*** Source extract Section Begins ***
The Global US Hegemony we see today is very much because WWII did not happen on the continental US. All of the combat was overseas. The most the US got invaded was island territories that most Americans rarely think about, don't know exist, or which only became US territories because of WWII. While other countries had to rebuild basic infrastructure from rubble, the US had the post-war boom. Americans take this for granted. While other countries were forming new national identities or losing their empires, the US was adding stars to its flag. Americans take this for granted.

In the US, we've seen minor changes here and there to our system. The Senate is now an elected body. Every citizen over the age of 18 is now, on paper, allowed to vote regardless of other demographics (unless they're in prison or a whole number of other things). We now associate Red and Blue with the two-party system (quite young actually! Only for like, 20 years have we done that!). "Massive upheavals" often just mean, for us, that the other party won the election when it wasn't expected. January 6th 2021 was absolutely shocking, but stuff like that is not that uncommon in other countries.
*** Source extract Section Ends ***
*** Data extract Section Begins ***
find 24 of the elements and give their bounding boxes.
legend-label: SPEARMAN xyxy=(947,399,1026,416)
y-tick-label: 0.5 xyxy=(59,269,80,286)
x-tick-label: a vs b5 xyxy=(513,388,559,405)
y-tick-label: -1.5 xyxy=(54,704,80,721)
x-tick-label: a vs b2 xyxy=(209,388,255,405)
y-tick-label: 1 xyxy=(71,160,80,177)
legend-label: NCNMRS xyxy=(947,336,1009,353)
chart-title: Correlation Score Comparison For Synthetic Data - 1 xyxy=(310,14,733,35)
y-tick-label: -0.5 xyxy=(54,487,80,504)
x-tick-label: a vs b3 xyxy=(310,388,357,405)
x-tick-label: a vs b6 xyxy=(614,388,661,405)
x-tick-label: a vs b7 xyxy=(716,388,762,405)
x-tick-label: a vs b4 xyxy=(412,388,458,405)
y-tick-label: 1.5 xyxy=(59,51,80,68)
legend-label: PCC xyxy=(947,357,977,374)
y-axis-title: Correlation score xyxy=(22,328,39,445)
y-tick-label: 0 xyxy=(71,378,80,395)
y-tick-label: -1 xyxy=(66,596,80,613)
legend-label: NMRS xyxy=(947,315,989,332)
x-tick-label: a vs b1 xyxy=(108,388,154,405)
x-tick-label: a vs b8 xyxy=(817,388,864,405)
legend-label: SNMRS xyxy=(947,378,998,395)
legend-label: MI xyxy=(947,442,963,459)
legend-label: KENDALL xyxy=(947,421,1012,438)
*** Data extract Section Ends ***
Task requirements |
**1)** Answer these from the passage on US history:
(a) What does the passage give as the reason for the Global US Hegemony seen today?
(b) Which body does it say is now elected?
(c) For about how many years does it say Red and Blue have been associated with the two-party system?
**2)** Echo the passage on US history word for word, starting with "In the US, we've" and going on through "in other countries.".

Exercise responses |
**1)**
(a) WWII did not happen on the continental US.
(b) The Senate.
(c) About 20 years.

**2)**
In the US, we've seen minor changes here and there to our system. The Senate is now an elected body. Every citizen over the age of 18 is now, on paper, allowed to vote regardless of other demographics (unless they're in prison or a whole number of other things). We now associate Red and Blue with the two-party system (quite young actually! Only for like, 20 years have we done that!). "Massive upheavals" often just mean, for us, that the other party won the election when it wasn't expected. January 6th 2021 was absolutely shocking, but stuff like that is not that uncommon in other countries.